● **GOAL**
Read the records and gather each line that includes "title".

● **EXERCISE INPUT**

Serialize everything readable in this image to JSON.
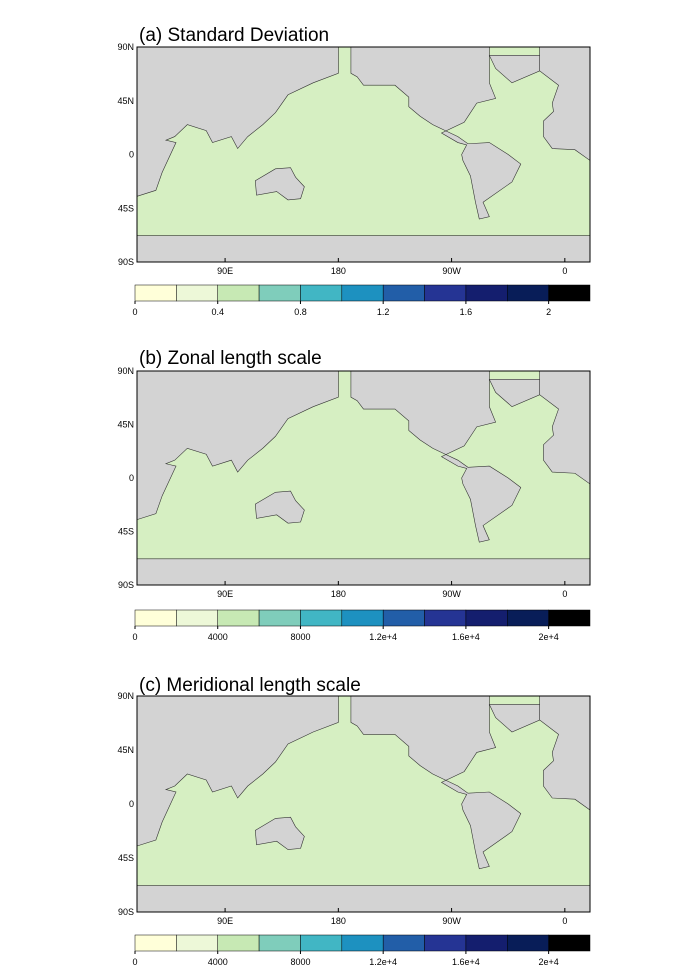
{
  "panels": [
    {
      "title": "(a) Standard Deviation",
      "lat_labels": [
        "90N",
        "45N",
        "0",
        "45S",
        "90S"
      ],
      "lon_labels": [
        "90E",
        "180",
        "90W",
        "0"
      ],
      "colorbar": {
        "lim": [
          0,
          2.2
        ],
        "ticks": [
          0,
          0.4,
          0.8,
          1.2,
          1.6,
          2
        ],
        "colors": [
          "#ffffd9",
          "#edf8d8",
          "#c7e9b4",
          "#7fcdbb",
          "#41b6c4",
          "#1d91c0",
          "#225ea8",
          "#253494",
          "#141e6e",
          "#081d58",
          "#000000"
        ]
      }
    },
    {
      "title": "(b) Zonal length scale",
      "lat_labels": [
        "90N",
        "45N",
        "0",
        "45S",
        "90S"
      ],
      "lon_labels": [
        "90E",
        "180",
        "90W",
        "0"
      ],
      "colorbar": {
        "lim": [
          0,
          22000
        ],
        "ticks": [
          0,
          4000,
          8000,
          {
            "value": 12000,
            "label": "1.2e+4"
          },
          {
            "value": 16000,
            "label": "1.6e+4"
          },
          {
            "value": 20000,
            "label": "2e+4"
          }
        ],
        "colors": [
          "#ffffd9",
          "#edf8d8",
          "#c7e9b4",
          "#7fcdbb",
          "#41b6c4",
          "#1d91c0",
          "#225ea8",
          "#253494",
          "#141e6e",
          "#081d58",
          "#000000"
        ]
      }
    },
    {
      "title": "(c) Meridional length scale",
      "lat_labels": [
        "90N",
        "45N",
        "0",
        "45S",
        "90S"
      ],
      "lon_labels": [
        "90E",
        "180",
        "90W",
        "0"
      ],
      "colorbar": {
        "lim": [
          0,
          22000
        ],
        "ticks": [
          0,
          4000,
          8000,
          {
            "value": 12000,
            "label": "1.2e+4"
          },
          {
            "value": 16000,
            "label": "1.6e+4"
          },
          {
            "value": 20000,
            "label": "2e+4"
          }
        ],
        "colors": [
          "#ffffd9",
          "#edf8d8",
          "#c7e9b4",
          "#7fcdbb",
          "#41b6c4",
          "#1d91c0",
          "#225ea8",
          "#253494",
          "#141e6e",
          "#081d58",
          "#000000"
        ]
      }
    }
  ]
}
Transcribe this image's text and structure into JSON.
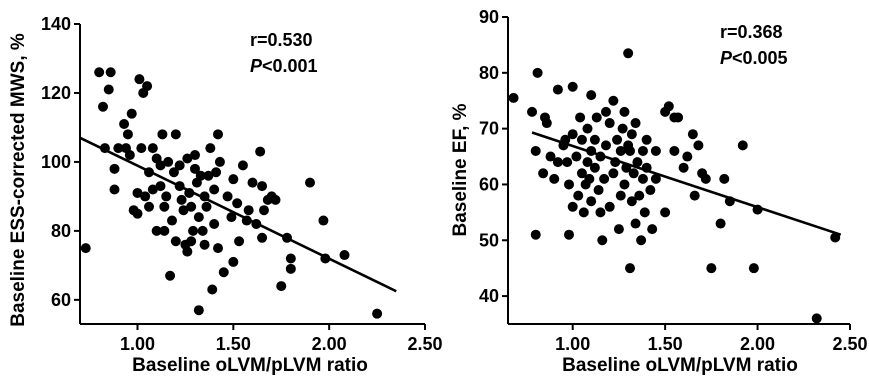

● **ANSWER FOR THE TASK**
      "title": "(a) Standard Deviation",
      "title": "(b) Zonal length scale",
      "title": "(c) Meridional length scale",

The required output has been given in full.